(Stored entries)
_ _ _ _ _ _ _

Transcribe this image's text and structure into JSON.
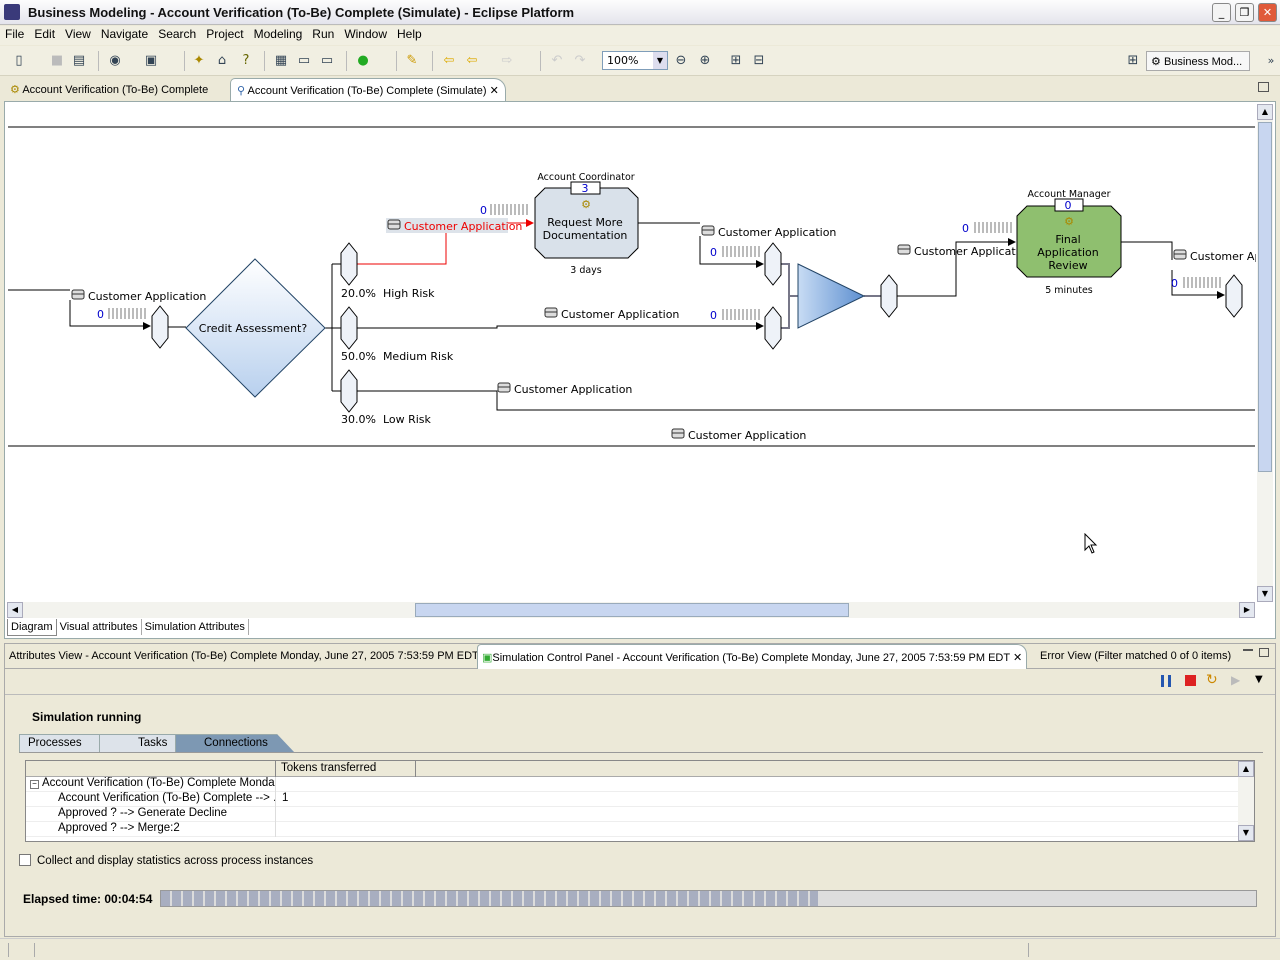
{
  "window": {
    "title": "Business Modeling - Account Verification (To-Be) Complete (Simulate) - Eclipse Platform"
  },
  "menu": [
    "File",
    "Edit",
    "View",
    "Navigate",
    "Search",
    "Project",
    "Modeling",
    "Run",
    "Window",
    "Help"
  ],
  "toolbar": {
    "zoom": "100%",
    "perspective": "Business Mod...",
    "more": "»"
  },
  "editor_tabs": [
    {
      "label": "Account Verification (To-Be) Complete"
    },
    {
      "label": "Account Verification (To-Be) Complete (Simulate)",
      "active": true
    }
  ],
  "diagram": {
    "input_label": "Customer Application",
    "input_count": "0",
    "decision": "Credit Assessment?",
    "branches": [
      {
        "label": "20.0%  High Risk"
      },
      {
        "label": "50.0%  Medium Risk"
      },
      {
        "label": "30.0%  Low Risk"
      }
    ],
    "high_conn_label": "Customer Application",
    "high_count": "0",
    "task1": {
      "role": "Account Coordinator",
      "queue": "3",
      "name1": "Request More",
      "name2": "Documentation",
      "duration": "3 days"
    },
    "task1_out_label": "Customer Application",
    "task1_out_count": "0",
    "medium_label": "Customer Application",
    "medium_count": "0",
    "low_label": "Customer Application",
    "bottom_label": "Customer Application",
    "merge_out_label": "Customer Application",
    "merge_out_count": "0",
    "task2": {
      "role": "Account Manager",
      "queue": "0",
      "name1": "Final",
      "name2": "Application",
      "name3": "Review",
      "duration": "5 minutes",
      "color": "#8fbf6f"
    },
    "task2_out_label": "Customer App",
    "task2_out_count": "0"
  },
  "editor_bottom_tabs": [
    "Diagram",
    "Visual attributes",
    "Simulation Attributes"
  ],
  "views": [
    {
      "label": "Attributes View - Account Verification (To-Be) Complete Monday, June 27, 2005 7:53:59 PM EDT"
    },
    {
      "label": "Simulation Control Panel - Account Verification (To-Be) Complete Monday, June 27, 2005 7:53:59 PM EDT",
      "active": true
    },
    {
      "label": "Error View (Filter matched 0 of 0 items)"
    }
  ],
  "sim": {
    "state": "Simulation running",
    "tabs": [
      "Processes",
      "Tasks",
      "Connections"
    ],
    "active_tab": "Connections",
    "columns": [
      "",
      "Tokens transferred"
    ],
    "rows": [
      {
        "name": "Account Verification (To-Be) Complete Monda...",
        "value": ""
      },
      {
        "name": "Account Verification (To-Be) Complete --> ...",
        "value": "1"
      },
      {
        "name": "Approved ? --> Generate Decline",
        "value": ""
      },
      {
        "name": "Approved ? --> Merge:2",
        "value": ""
      }
    ],
    "collect_label": "Collect and display statistics across process instances",
    "collect_checked": false,
    "elapsed": "Elapsed time: 00:04:54",
    "progress_percent": 60
  }
}
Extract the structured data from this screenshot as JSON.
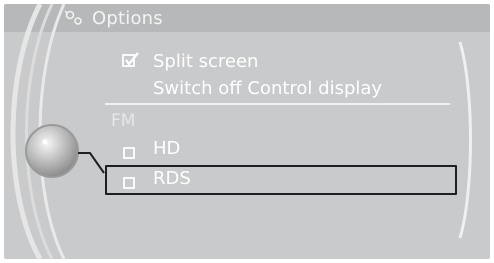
{
  "header": {
    "icon": "options-icon",
    "title": "Options"
  },
  "menu": {
    "items": [
      {
        "label": "Split screen",
        "checked": true,
        "selected": false
      },
      {
        "label": "Switch off Control display",
        "selected": false
      }
    ],
    "section": {
      "label": "FM",
      "items": [
        {
          "label": "HD",
          "checked": false,
          "selected": false
        },
        {
          "label": "RDS",
          "checked": false,
          "selected": true
        }
      ]
    }
  },
  "colors": {
    "screen_bg": "#c9cacb",
    "text": "#ffffff",
    "selection_border": "#1f1f1f"
  }
}
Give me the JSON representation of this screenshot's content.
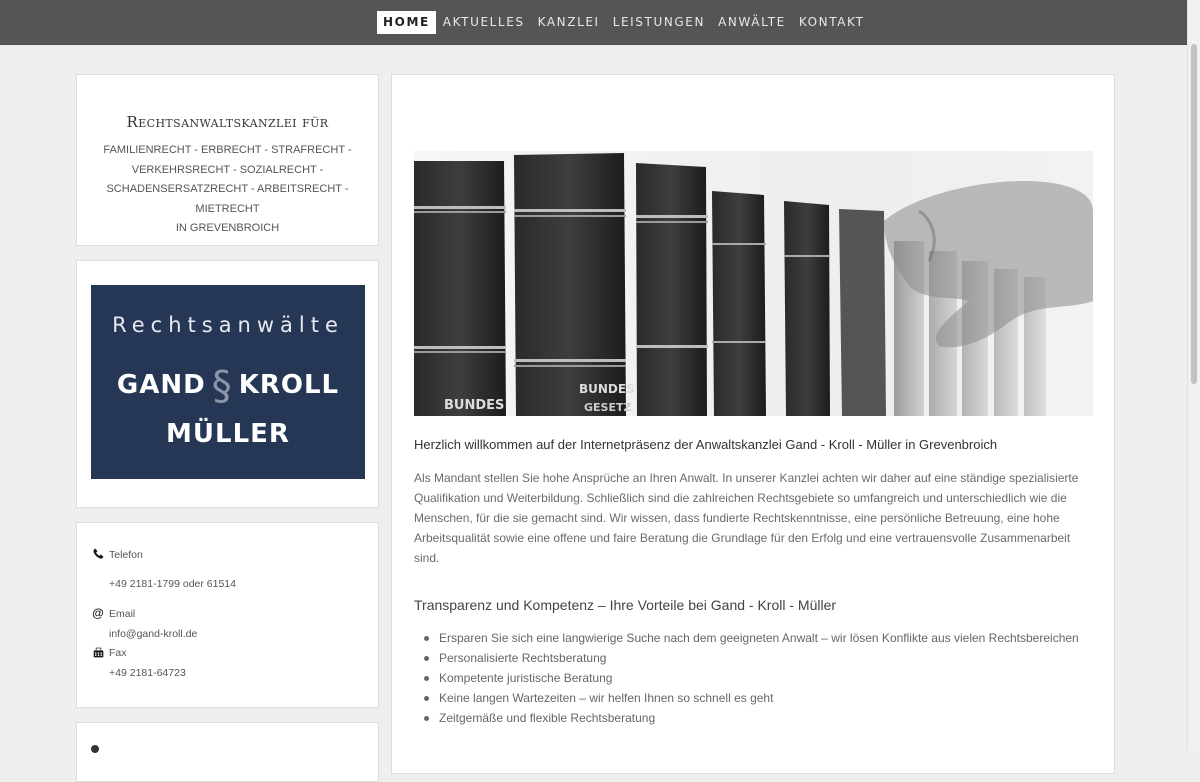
{
  "nav": {
    "items": [
      {
        "label": "HOME",
        "active": true
      },
      {
        "label": "AKTUELLES",
        "active": false
      },
      {
        "label": "KANZLEI",
        "active": false
      },
      {
        "label": "LEISTUNGEN",
        "active": false
      },
      {
        "label": "ANWÄLTE",
        "active": false
      },
      {
        "label": "KONTAKT",
        "active": false
      }
    ]
  },
  "sidebar": {
    "intro": {
      "heading": "Rechtsanwaltskanzlei für",
      "lines": [
        "FAMILIENRECHT - ERBRECHT - STRAFRECHT -",
        "VERKEHRSRECHT - SOZIALRECHT -",
        "SCHADENSERSATZRECHT - ARBEITSRECHT - MIETRECHT",
        "IN GREVENBROICH"
      ]
    },
    "logo": {
      "line1": "Rechtsanwälte",
      "name_left": "GAND",
      "symbol": "§",
      "name_right": "KROLL",
      "line3": "MÜLLER",
      "background": "#263756"
    },
    "contact": {
      "phone_label": "Telefon",
      "phone_value": "+49 2181-1799 oder 61514",
      "email_label": "Email",
      "email_value": "info@gand-kroll.de",
      "fax_label": "Fax",
      "fax_value": "+49 2181-64723"
    }
  },
  "main": {
    "hero_book_labels": [
      "BUNDES",
      "BUNDES",
      "GESETZ"
    ],
    "heading": "Herzlich willkommen auf der Internetpräsenz der Anwaltskanzlei Gand - Kroll - Müller in Grevenbroich",
    "paragraph": "Als Mandant stellen Sie hohe Ansprüche an Ihren Anwalt. In unserer Kanzlei achten wir daher auf eine ständige spezialisierte Qualifikation und Weiterbildung. Schließlich sind die zahlreichen Rechtsgebiete so umfangreich und unterschiedlich wie die Menschen, für die sie gemacht sind. Wir wissen, dass fundierte Rechtskenntnisse, eine persönliche Betreuung, eine hohe Arbeitsqualität sowie eine offene und faire Beratung die Grundlage für den Erfolg und eine vertrauensvolle Zusammenarbeit sind.",
    "subheading": "Transparenz und Kompetenz – Ihre Vorteile bei Gand - Kroll - Müller",
    "benefits": [
      "Ersparen Sie sich eine langwierige Suche nach dem geeigneten Anwalt – wir lösen Konflikte aus vielen Rechtsbereichen",
      "Personalisierte Rechtsberatung",
      "Kompetente juristische Beratung",
      "Keine langen Wartezeiten – wir helfen Ihnen so schnell es geht",
      "Zeitgemäße und flexible Rechtsberatung"
    ]
  }
}
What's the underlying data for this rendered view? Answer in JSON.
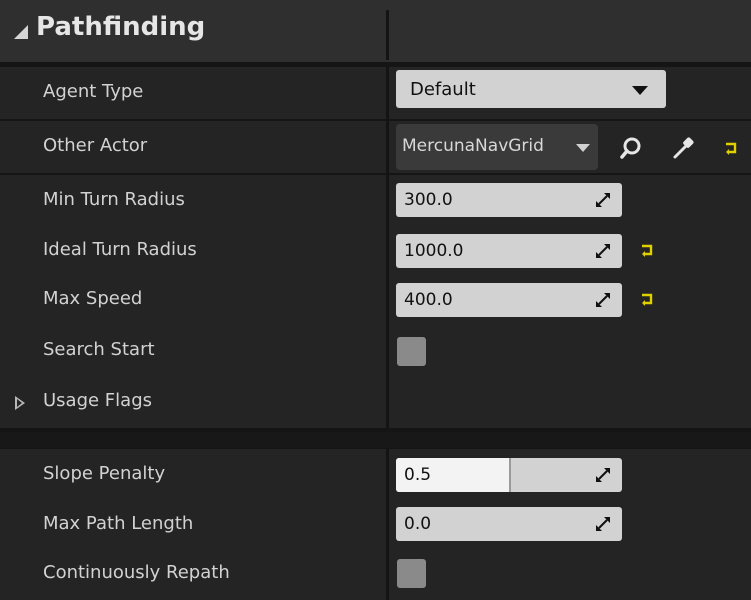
{
  "section": {
    "title": "Pathfinding"
  },
  "rows": {
    "agent_type": {
      "label": "Agent Type",
      "value": "Default"
    },
    "other_actor": {
      "label": "Other Actor",
      "value": "MercunaNavGrid"
    },
    "min_turn_radius": {
      "label": "Min Turn Radius",
      "value": "300.0"
    },
    "ideal_turn_radius": {
      "label": "Ideal Turn Radius",
      "value": "1000.0"
    },
    "max_speed": {
      "label": "Max Speed",
      "value": "400.0"
    },
    "search_start": {
      "label": "Search Start",
      "checked": false
    },
    "usage_flags": {
      "label": "Usage Flags"
    },
    "slope_penalty": {
      "label": "Slope Penalty",
      "value": "0.5",
      "fill_fraction": 0.5
    },
    "max_path_length": {
      "label": "Max Path Length",
      "value": "0.0"
    },
    "continuously_repath": {
      "label": "Continuously Repath",
      "checked": false
    }
  },
  "colors": {
    "reset_arrow": "#e0d000",
    "field_bg": "#d2d2d2",
    "panel_bg": "#242424",
    "header_bg": "#2f2f2f"
  },
  "icons": {
    "search": "search-icon",
    "picker": "eyedropper-icon",
    "reset": "reset-to-default-icon",
    "spin": "drag-arrows-icon",
    "expand": "expand-triangle-icon",
    "collapse": "collapse-triangle-icon"
  }
}
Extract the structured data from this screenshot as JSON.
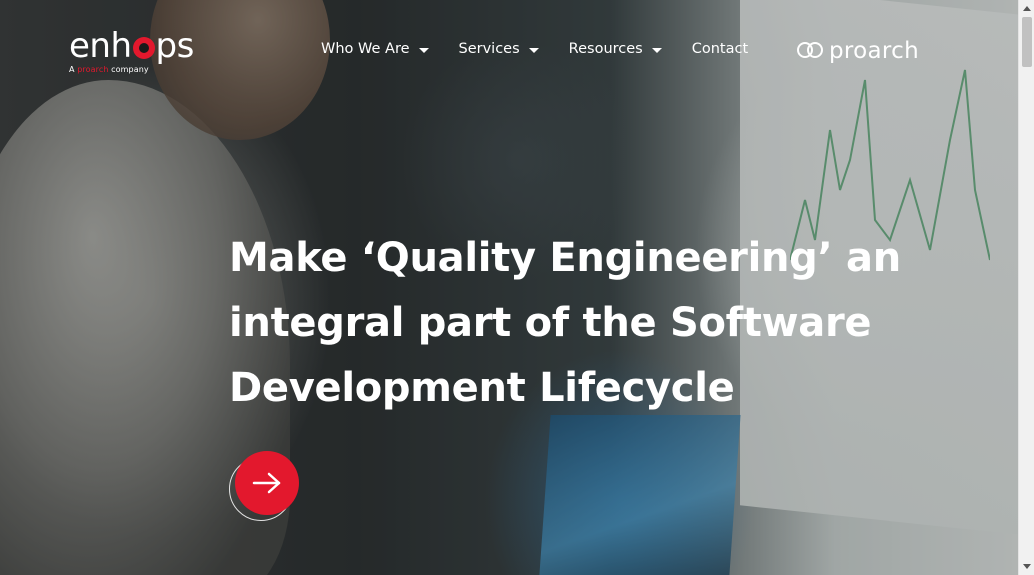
{
  "brand": {
    "logo_prefix": "enh",
    "logo_suffix": "ps",
    "tagline_prefix": "A ",
    "tagline_brand": "proarch",
    "tagline_suffix": " company",
    "accent_color": "#e3182d"
  },
  "nav": {
    "items": [
      {
        "label": "Who We Are",
        "has_dropdown": true
      },
      {
        "label": "Services",
        "has_dropdown": true
      },
      {
        "label": "Resources",
        "has_dropdown": true
      },
      {
        "label": "Contact",
        "has_dropdown": false
      }
    ]
  },
  "partner": {
    "name": "proarch",
    "icon": "proarch-logo-icon"
  },
  "hero": {
    "headline_line1": "Make ‘Quality Engineering’ an",
    "headline_line2": "integral part of the Software",
    "headline_line3": "Development Lifecycle",
    "cta_icon": "arrow-right-icon"
  },
  "scrollbar": {
    "icons": [
      "scroll-up-icon",
      "scroll-down-icon"
    ]
  }
}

_ _ _ _ _ _ _

What to do:
Extract, from the listing above, every line where the string "Approved" occurs.

Result:
        "name": "Approved ? --> Generate Decline",
        "name": "Approved ? --> Merge:2",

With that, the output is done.